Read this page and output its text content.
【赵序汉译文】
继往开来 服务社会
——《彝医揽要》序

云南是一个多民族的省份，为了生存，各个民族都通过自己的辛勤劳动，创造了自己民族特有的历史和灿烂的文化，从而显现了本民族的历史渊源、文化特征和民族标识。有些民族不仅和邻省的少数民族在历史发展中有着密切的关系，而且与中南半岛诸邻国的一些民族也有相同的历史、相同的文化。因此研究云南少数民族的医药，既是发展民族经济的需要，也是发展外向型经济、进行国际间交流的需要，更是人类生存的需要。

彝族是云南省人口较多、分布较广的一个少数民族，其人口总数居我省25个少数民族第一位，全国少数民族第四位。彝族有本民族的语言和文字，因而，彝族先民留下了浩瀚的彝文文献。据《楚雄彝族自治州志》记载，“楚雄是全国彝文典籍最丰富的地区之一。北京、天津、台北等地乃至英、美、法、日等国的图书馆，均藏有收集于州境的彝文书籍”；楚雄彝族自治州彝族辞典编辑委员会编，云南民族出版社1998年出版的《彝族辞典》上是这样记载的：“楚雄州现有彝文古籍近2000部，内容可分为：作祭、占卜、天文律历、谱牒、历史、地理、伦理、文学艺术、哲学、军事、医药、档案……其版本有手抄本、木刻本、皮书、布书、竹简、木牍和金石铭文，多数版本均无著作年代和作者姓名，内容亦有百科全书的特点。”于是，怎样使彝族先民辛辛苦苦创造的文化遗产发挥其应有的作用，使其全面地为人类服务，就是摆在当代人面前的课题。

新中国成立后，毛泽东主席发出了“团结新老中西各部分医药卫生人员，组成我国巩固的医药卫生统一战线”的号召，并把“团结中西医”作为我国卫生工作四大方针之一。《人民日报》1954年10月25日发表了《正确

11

* Task description: Write out every record, exactly as written.

* Response to this exercise:
Read this page and output its text content.
【赵序汉译文】
继往开来 服务社会
——《彝医揽要》序

云南是一个多民族的省份，为了生存，各个民族都通过自己的辛勤劳动，创造了自己民族特有的历史和灿烂的文化，从而显现了本民族的历史渊源、文化特征和民族标识。有些民族不仅和邻省的少数民族在历史发展中有着密切的关系，而且与中南半岛诸邻国的一些民族也有相同的历史、相同的文化。因此研究云南少数民族的医药，既是发展民族经济的需要，也是发展外向型经济、进行国际间交流的需要，更是人类生存的需要。

彝族是云南省人口较多、分布较广的一个少数民族，其人口总数居我省25个少数民族第一位，全国少数民族第四位。彝族有本民族的语言和文字，因而，彝族先民留下了浩瀚的彝文文献。据《楚雄彝族自治州志》记载，“楚雄是全国彝文典籍最丰富的地区之一。北京、天津、台北等地乃至英、美、法、日等国的图书馆，均藏有收集于州境的彝文书籍”；楚雄彝族自治州彝族辞典编辑委员会编，云南民族出版社1998年出版的《彝族辞典》上是这样记载的：“楚雄州现有彝文古籍近2000部，内容可分为：作祭、占卜、天文律历、谱牒、历史、地理、伦理、文学艺术、哲学、军事、医药、档案……其版本有手抄本、木刻本、皮书、布书、竹简、木牍和金石铭文，多数版本均无著作年代和作者姓名，内容亦有百科全书的特点。”于是，怎样使彝族先民辛辛苦苦创造的文化遗产发挥其应有的作用，使其全面地为人类服务，就是摆在当代人面前的课题。

新中国成立后，毛泽东主席发出了“团结新老中西各部分医药卫生人员，组成我国巩固的医药卫生统一战线”的号召，并把“团结中西医”作为我国卫生工作四大方针之一。《人民日报》1954年10月25日发表了《正确

11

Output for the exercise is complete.